Material provided
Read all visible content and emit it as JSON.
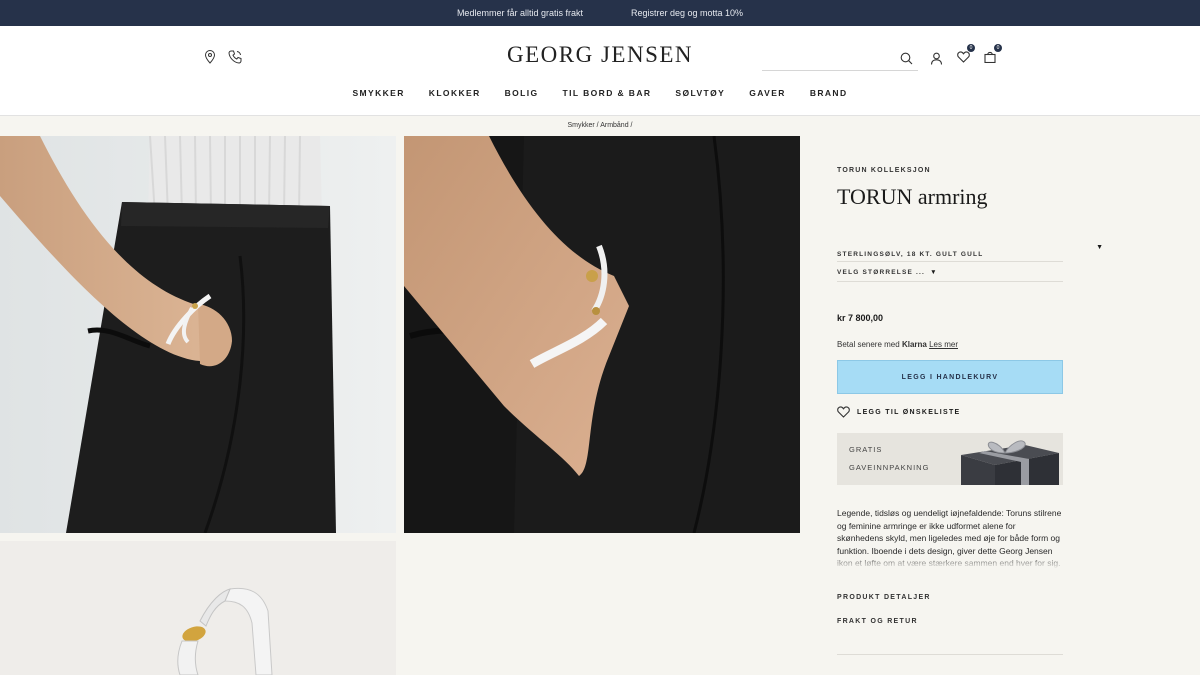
{
  "topbar": {
    "message_1": "Medlemmer får alltid gratis frakt",
    "message_2": "Registrer deg og motta 10%"
  },
  "header": {
    "logo": "GEORG JENSEN",
    "wishlist_count": "0",
    "cart_count": "0",
    "icons": [
      "location-icon",
      "phone-icon",
      "search-icon",
      "account-icon",
      "wishlist-icon",
      "cart-icon"
    ]
  },
  "nav": {
    "items": [
      "SMYKKER",
      "KLOKKER",
      "BOLIG",
      "TIL BORD & BAR",
      "SØLVTØY",
      "GAVER",
      "BRAND"
    ]
  },
  "breadcrumb": {
    "level_1": "Smykker",
    "level_2": "Armbånd"
  },
  "product": {
    "collection": "TORUN KOLLEKSJON",
    "title": "TORUN armring",
    "material": "STERLINGSØLV, 18 KT. GULT GULL",
    "size_label": "VELG STØRRELSE ...",
    "price": "kr 7 800,00",
    "klarna_prefix": "Betal senere med",
    "klarna_brand": "Klarna",
    "klarna_link": "Les mer",
    "add_to_cart": "LEGG I HANDLEKURV",
    "wishlist": "LEGG TIL ØNSKELISTE",
    "gift_line_1": "GRATIS",
    "gift_line_2": "GAVEINNPAKNING",
    "description": "Legende, tidsløs og uendeligt iøjnefaldende: Toruns stilrene og feminine armringe er ikke udformet alene for skønhedens skyld, men ligeledes med øje for både form og funktion. Iboende i dets design, giver dette Georg Jensen ikon et løfte om at være stærkere sammen end hver for sig.",
    "details": "PRODUKT DETALJER",
    "shipping": "FRAKT OG RETUR"
  },
  "colors": {
    "topbar": "#26324a",
    "cta": "#a6dcf5",
    "page_bg": "#f6f5f0"
  }
}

Problem to work on
Each record must be quoted in full and exactly. Do not include the pictures.

Written answer
Read all visible content and emit it as JSON.
{
  "topbar": {
    "message_1": "Medlemmer får alltid gratis frakt",
    "message_2": "Registrer deg og motta 10%"
  },
  "header": {
    "logo": "GEORG JENSEN",
    "wishlist_count": "0",
    "cart_count": "0",
    "icons": [
      "location-icon",
      "phone-icon",
      "search-icon",
      "account-icon",
      "wishlist-icon",
      "cart-icon"
    ]
  },
  "nav": {
    "items": [
      "SMYKKER",
      "KLOKKER",
      "BOLIG",
      "TIL BORD & BAR",
      "SØLVTØY",
      "GAVER",
      "BRAND"
    ]
  },
  "breadcrumb": {
    "level_1": "Smykker",
    "level_2": "Armbånd"
  },
  "product": {
    "collection": "TORUN KOLLEKSJON",
    "title": "TORUN armring",
    "material": "STERLINGSØLV, 18 KT. GULT GULL",
    "size_label": "VELG STØRRELSE ...",
    "price": "kr 7 800,00",
    "klarna_prefix": "Betal senere med",
    "klarna_brand": "Klarna",
    "klarna_link": "Les mer",
    "add_to_cart": "LEGG I HANDLEKURV",
    "wishlist": "LEGG TIL ØNSKELISTE",
    "gift_line_1": "GRATIS",
    "gift_line_2": "GAVEINNPAKNING",
    "description": "Legende, tidsløs og uendeligt iøjnefaldende: Toruns stilrene og feminine armringe er ikke udformet alene for skønhedens skyld, men ligeledes med øje for både form og funktion. Iboende i dets design, giver dette Georg Jensen ikon et løfte om at være stærkere sammen end hver for sig.",
    "details": "PRODUKT DETALJER",
    "shipping": "FRAKT OG RETUR"
  },
  "colors": {
    "topbar": "#26324a",
    "cta": "#a6dcf5",
    "page_bg": "#f6f5f0"
  }
}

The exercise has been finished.